Document text.
»»
Researchers are divided on the severity of the issues that plague 3D integration: heat, alignment, and metal contamination still remain, but according to Hopkins professor Andreou and NEC researcher Yoshihiro Hayashi, heat is a red herring: any number of innovations will easily solve the heat problem by the time 3D packaged wafers are ready to hit the shelves (among these, using through-silicon vias to transport the excess heat to the heat sink, but that’s a whole other story).

In any case, the general assumption is that you can work around the Moore's law limitations by doing other things, like 3D integration. At the very least, 3D chip integration might buy the industry a little time so that researchers can get their ducks in a row with promising technologies like extreme ultraviolet lithography, multigate transistors, and 2nd-gen high-k metal gate technology.

But we're not at the prom yet. (We’re still watching the part of the movie where the best friend realizes that our girl Packaging needs a haircut and a full face of makeup.)
««
Stored data.
»»
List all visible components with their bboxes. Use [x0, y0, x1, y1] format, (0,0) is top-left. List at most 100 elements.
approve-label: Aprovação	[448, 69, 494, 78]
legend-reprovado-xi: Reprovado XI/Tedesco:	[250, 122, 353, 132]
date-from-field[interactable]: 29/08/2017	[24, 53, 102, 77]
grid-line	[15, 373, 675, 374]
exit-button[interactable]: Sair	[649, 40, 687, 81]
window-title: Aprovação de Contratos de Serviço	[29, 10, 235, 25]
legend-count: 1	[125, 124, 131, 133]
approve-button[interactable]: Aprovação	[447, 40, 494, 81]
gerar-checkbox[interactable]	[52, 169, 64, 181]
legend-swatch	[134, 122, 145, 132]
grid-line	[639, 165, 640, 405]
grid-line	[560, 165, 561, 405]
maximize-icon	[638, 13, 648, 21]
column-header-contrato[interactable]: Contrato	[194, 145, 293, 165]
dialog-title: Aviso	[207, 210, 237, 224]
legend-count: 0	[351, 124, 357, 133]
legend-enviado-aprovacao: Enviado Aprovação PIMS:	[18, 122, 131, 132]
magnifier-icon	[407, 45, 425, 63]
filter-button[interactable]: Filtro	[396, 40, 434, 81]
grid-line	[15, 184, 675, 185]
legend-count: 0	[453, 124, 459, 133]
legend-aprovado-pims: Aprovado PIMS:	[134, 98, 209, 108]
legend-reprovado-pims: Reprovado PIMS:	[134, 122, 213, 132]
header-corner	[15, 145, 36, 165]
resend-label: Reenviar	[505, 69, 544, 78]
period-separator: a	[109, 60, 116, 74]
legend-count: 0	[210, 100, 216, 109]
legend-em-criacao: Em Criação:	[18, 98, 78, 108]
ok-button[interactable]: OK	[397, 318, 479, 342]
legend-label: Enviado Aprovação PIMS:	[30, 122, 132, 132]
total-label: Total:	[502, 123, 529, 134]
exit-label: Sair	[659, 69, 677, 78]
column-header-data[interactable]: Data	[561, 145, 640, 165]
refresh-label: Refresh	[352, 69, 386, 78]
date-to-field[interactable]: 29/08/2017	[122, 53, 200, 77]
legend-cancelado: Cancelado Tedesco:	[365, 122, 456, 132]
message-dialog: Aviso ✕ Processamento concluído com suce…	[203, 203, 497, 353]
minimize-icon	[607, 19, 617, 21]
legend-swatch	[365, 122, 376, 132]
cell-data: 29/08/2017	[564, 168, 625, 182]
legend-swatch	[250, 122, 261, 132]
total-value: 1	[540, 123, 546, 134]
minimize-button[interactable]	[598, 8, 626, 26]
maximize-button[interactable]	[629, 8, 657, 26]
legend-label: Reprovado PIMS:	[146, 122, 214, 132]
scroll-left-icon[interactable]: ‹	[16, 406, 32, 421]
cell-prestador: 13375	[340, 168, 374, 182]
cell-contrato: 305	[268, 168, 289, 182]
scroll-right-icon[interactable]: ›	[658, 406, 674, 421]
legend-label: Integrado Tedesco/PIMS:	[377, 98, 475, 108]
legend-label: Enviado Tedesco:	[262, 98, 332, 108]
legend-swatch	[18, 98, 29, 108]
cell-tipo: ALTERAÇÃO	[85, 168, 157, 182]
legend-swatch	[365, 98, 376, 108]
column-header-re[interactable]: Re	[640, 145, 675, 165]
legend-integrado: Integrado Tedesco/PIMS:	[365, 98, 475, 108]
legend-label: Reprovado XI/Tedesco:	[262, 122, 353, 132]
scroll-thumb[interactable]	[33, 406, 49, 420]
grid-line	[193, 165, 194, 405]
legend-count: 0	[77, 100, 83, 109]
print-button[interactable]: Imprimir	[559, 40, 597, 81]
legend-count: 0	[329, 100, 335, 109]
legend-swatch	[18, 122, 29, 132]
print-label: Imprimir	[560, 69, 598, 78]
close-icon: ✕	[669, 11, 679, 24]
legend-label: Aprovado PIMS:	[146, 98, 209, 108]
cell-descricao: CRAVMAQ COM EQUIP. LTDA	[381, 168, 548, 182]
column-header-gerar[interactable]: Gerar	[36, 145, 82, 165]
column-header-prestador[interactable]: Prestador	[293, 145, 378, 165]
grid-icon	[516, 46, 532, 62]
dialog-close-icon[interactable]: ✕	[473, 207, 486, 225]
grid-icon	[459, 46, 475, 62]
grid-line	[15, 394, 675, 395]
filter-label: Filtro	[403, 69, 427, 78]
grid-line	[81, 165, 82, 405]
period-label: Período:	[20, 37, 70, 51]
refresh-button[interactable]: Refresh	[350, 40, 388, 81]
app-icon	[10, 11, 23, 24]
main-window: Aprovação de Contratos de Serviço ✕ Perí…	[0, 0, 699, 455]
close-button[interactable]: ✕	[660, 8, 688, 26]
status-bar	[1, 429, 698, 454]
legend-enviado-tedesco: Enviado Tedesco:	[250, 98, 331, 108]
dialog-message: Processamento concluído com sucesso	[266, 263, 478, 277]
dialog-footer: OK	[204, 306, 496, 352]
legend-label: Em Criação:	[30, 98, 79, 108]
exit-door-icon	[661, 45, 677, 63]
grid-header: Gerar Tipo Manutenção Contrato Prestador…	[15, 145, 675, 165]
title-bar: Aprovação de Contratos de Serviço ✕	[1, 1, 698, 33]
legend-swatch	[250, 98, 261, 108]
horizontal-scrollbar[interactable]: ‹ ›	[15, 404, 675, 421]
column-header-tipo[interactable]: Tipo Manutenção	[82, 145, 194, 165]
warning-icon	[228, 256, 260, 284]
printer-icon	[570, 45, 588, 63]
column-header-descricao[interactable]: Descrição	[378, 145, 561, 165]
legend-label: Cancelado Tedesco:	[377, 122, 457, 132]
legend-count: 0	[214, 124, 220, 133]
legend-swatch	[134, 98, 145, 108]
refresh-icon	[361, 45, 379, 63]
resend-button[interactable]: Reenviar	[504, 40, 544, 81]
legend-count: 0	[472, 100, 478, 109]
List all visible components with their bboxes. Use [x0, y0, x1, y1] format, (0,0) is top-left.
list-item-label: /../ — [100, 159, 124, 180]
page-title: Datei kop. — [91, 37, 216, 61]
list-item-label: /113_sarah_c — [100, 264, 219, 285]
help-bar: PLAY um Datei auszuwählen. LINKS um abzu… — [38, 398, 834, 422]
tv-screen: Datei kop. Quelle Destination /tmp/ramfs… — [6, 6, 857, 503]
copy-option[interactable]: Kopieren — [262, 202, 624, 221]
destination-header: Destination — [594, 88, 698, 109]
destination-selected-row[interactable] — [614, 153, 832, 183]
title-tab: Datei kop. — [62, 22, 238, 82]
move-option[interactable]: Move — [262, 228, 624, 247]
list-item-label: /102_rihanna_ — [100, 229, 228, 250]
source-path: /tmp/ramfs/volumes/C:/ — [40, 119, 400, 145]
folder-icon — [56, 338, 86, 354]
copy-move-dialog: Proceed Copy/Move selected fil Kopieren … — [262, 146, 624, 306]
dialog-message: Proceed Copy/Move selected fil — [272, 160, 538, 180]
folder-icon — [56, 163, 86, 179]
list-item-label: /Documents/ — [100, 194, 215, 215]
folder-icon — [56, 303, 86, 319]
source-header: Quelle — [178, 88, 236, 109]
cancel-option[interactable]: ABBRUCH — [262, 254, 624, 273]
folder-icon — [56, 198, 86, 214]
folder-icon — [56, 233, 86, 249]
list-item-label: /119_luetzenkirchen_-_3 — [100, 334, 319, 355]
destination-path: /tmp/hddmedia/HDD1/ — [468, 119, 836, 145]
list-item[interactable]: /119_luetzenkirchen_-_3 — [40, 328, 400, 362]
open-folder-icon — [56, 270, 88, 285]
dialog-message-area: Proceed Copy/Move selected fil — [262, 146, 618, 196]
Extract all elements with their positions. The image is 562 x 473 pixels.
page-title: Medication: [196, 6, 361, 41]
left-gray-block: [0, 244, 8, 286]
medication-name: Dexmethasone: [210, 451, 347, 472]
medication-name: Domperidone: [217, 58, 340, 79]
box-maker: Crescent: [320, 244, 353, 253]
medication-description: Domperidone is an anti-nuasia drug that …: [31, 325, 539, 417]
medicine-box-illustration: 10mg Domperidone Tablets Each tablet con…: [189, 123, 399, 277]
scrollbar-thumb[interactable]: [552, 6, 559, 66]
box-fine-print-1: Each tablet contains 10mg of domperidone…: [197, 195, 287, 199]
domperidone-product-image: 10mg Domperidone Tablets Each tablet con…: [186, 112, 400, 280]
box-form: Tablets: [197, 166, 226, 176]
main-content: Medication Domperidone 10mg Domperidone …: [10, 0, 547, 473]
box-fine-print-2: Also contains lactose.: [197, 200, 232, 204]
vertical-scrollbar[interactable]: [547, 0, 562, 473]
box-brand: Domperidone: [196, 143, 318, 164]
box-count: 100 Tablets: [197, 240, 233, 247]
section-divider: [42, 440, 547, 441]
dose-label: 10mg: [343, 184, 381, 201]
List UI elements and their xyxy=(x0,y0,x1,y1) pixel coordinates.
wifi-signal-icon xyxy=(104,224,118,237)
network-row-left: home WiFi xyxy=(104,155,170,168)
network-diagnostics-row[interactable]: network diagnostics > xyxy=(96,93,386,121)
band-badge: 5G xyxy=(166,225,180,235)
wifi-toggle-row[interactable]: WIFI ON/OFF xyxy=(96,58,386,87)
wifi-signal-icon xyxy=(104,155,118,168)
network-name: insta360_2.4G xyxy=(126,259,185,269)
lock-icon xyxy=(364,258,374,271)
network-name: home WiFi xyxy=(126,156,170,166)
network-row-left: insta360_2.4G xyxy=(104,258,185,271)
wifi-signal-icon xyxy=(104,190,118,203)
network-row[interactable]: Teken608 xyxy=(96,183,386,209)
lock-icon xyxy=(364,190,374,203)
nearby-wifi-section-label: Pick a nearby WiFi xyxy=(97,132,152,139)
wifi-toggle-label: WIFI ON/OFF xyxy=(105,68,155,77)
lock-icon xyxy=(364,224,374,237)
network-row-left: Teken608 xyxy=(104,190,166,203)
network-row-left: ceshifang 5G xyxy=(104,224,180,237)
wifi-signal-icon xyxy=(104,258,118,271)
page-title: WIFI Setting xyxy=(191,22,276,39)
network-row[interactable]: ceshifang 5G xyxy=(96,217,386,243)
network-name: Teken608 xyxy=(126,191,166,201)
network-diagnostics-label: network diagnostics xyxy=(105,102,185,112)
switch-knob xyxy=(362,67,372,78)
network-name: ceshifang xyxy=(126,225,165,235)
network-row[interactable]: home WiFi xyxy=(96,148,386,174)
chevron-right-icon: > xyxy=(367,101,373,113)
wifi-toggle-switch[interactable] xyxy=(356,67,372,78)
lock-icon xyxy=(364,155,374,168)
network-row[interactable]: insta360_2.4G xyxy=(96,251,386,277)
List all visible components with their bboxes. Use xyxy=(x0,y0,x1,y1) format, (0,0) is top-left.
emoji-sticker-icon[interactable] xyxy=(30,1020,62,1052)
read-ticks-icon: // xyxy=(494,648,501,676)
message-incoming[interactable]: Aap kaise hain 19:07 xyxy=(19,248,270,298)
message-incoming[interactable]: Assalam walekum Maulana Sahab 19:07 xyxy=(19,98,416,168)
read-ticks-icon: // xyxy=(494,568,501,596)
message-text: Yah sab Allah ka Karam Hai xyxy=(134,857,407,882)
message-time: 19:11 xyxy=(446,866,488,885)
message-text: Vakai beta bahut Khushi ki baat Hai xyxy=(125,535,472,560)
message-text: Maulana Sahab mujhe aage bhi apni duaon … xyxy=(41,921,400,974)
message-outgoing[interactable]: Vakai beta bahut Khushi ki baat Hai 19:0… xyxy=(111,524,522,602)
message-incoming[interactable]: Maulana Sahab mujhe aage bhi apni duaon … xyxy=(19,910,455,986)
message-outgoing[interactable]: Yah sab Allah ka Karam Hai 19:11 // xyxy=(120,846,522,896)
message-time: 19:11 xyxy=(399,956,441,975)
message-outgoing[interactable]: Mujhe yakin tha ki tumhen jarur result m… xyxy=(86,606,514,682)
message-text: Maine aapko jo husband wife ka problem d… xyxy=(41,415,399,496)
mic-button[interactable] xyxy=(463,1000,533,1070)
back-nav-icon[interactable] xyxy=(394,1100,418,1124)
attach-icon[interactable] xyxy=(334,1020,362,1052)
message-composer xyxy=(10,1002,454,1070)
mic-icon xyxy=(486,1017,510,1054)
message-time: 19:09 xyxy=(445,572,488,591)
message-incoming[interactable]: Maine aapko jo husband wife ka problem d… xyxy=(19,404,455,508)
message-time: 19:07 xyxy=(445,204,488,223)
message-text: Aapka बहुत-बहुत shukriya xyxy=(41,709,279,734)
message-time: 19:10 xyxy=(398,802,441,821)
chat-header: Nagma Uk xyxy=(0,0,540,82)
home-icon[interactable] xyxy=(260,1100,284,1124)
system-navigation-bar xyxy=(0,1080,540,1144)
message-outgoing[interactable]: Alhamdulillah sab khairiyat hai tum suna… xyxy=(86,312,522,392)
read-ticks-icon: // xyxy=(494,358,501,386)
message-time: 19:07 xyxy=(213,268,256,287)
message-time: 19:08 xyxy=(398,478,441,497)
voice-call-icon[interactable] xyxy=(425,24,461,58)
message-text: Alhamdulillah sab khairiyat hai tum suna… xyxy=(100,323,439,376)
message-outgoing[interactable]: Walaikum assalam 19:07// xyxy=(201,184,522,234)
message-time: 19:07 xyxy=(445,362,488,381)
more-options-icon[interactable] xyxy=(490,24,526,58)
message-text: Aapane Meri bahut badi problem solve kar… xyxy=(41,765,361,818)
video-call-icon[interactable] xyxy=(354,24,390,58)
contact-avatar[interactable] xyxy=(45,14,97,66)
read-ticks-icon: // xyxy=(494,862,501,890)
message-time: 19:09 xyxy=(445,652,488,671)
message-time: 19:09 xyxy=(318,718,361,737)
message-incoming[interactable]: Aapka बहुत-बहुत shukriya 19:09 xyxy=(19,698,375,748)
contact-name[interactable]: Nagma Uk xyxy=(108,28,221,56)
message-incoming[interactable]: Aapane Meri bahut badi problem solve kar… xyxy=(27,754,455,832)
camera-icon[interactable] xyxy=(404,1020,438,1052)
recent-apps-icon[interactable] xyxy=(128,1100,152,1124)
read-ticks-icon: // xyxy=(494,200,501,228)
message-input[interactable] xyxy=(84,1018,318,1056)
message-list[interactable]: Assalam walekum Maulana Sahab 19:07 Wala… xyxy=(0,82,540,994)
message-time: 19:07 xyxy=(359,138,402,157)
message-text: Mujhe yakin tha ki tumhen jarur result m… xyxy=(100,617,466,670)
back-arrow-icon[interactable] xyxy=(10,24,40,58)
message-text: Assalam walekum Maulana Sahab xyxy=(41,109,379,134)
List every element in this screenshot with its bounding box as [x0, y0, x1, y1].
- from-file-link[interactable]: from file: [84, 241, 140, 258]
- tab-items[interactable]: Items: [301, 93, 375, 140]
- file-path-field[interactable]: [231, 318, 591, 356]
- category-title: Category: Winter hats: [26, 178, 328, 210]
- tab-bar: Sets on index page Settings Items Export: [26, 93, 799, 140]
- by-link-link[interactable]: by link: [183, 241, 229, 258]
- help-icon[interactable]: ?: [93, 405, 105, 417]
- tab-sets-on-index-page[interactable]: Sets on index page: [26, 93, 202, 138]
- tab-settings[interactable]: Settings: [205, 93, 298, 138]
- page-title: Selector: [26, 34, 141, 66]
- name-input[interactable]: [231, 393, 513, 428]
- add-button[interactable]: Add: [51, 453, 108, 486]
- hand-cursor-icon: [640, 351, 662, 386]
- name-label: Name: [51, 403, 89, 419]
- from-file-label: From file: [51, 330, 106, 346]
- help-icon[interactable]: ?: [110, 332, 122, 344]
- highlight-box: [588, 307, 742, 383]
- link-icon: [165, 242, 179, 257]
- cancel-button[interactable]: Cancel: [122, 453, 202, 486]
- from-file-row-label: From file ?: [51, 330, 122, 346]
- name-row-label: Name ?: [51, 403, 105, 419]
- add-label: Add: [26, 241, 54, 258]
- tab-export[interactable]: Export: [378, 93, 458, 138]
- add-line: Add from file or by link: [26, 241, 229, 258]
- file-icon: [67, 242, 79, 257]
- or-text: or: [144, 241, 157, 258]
««
Apply what you read.
(a) Transcribe everything in the 3D chip integration passage from "Researchers are divided" down to "whole other story).".
(b) Continue the passage on 3D chip integration, picking up after its final sentence.

Answers to each task.
(a)
Researchers are divided on the severity of the issues that plague 3D integration: heat, alignment, and metal contamination still remain, but according to Hopkins professor Andreou and NEC researcher Yoshihiro Hayashi, heat is a red herring: any number of innovations will easily solve the heat problem by the time 3D packaged wafers are ready to hit the shelves (among these, using through-silicon vias to transport the excess heat to the heat sink, but that’s a whole other story).

(b)
You’ll note that most of the problems researchers described are about packaging. Many ingredients in 3D stacks rely on innovations in packaging to make them viable. To solve the heat problem, for example, researchers are assuming that new ways of diverting excess heat to the heat sink will be developed. But who's going to figure that out? Are through-silicon vias part of the chip or part of the packaging? What about those heat sinks?

3D chips require new kinds of packaging. And new kinds of packaging require innovation. And that, at last, is the crux of the problem: innovations in packaging? Whose problem is that?

The semiconductor industry has disintegrated, over the past decades, into many horizontal layers. Consider how the chip in your laptop got there. A designer at a fables semiconductor company probably designed it and then sent it to TSMC. TSMC manufactured the chip based on those designs and sent it to the packaging company, which packaged the chip and sent it to the systems guy, who put it all together and sent it to its final destination, the end unit provider.

Now companies are finding that they need to re-integrate at the leading edge. Some fabless companies have said that in order to get the packaging they want, they need to invest in packaging startups.

That disintegration/reintegration dynamic raises a question: who across these companies has ownership, with all the rewards and liabilities that word implies? If packaging becomes more important and plays a bigger role in chip design and innovation, it will needs to address, particularly for medical applications, issues of heat, reliability, and safety.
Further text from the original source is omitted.